→ **EXERCISE DETAILS**: Print verbatim every line starting at the one that contains "Give me a plain-text" and ending at the final line of the records; include both endpoints.

→ **RECORDS FOR THE EXERCISE**:
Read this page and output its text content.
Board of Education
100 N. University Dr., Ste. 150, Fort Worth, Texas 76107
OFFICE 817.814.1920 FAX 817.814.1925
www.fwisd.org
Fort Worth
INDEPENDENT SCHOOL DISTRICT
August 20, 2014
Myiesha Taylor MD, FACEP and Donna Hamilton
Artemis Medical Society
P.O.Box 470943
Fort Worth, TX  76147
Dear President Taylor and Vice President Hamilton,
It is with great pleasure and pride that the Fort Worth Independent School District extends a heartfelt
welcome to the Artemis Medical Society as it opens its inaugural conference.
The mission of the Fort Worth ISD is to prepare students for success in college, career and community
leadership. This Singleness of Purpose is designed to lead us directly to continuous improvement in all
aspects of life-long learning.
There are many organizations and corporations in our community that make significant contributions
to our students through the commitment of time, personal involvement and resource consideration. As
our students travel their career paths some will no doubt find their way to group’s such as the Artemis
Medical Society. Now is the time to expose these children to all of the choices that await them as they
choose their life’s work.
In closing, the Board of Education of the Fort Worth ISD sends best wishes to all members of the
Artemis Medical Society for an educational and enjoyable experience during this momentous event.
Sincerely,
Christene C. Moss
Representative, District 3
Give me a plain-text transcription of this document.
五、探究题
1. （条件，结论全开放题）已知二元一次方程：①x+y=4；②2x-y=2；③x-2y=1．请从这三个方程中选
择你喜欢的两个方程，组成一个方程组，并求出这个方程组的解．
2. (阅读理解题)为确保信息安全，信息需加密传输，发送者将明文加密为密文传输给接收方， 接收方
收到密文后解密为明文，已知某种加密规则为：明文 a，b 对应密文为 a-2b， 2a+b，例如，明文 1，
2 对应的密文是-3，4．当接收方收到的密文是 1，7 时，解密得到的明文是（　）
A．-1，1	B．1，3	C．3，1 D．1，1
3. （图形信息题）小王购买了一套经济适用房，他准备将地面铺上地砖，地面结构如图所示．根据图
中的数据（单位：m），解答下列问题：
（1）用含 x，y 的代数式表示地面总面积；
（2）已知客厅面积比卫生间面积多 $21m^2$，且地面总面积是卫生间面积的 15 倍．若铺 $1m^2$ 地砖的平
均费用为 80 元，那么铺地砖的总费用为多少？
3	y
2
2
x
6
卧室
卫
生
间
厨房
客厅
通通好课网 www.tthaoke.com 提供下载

→ **ANSWER TO THIS EXERCISE**:
Give me a plain-text transcription of this document.
五、探究题
1. （条件，结论全开放题）已知二元一次方程：①x+y=4；②2x-y=2；③x-2y=1．请从这三个方程中选
择你喜欢的两个方程，组成一个方程组，并求出这个方程组的解．
2. (阅读理解题)为确保信息安全，信息需加密传输，发送者将明文加密为密文传输给接收方， 接收方
收到密文后解密为明文，已知某种加密规则为：明文 a，b 对应密文为 a-2b， 2a+b，例如，明文 1，
2 对应的密文是-3，4．当接收方收到的密文是 1，7 时，解密得到的明文是（　）
A．-1，1	B．1，3	C．3，1 D．1，1
3. （图形信息题）小王购买了一套经济适用房，他准备将地面铺上地砖，地面结构如图所示．根据图
中的数据（单位：m），解答下列问题：
（1）用含 x，y 的代数式表示地面总面积；
（2）已知客厅面积比卫生间面积多 $21m^2$，且地面总面积是卫生间面积的 15 倍．若铺 $1m^2$ 地砖的平
均费用为 80 元，那么铺地砖的总费用为多少？
3	y
2
2
x
6
卧室
卫
生
间
厨房
客厅
通通好课网 www.tthaoke.com 提供下载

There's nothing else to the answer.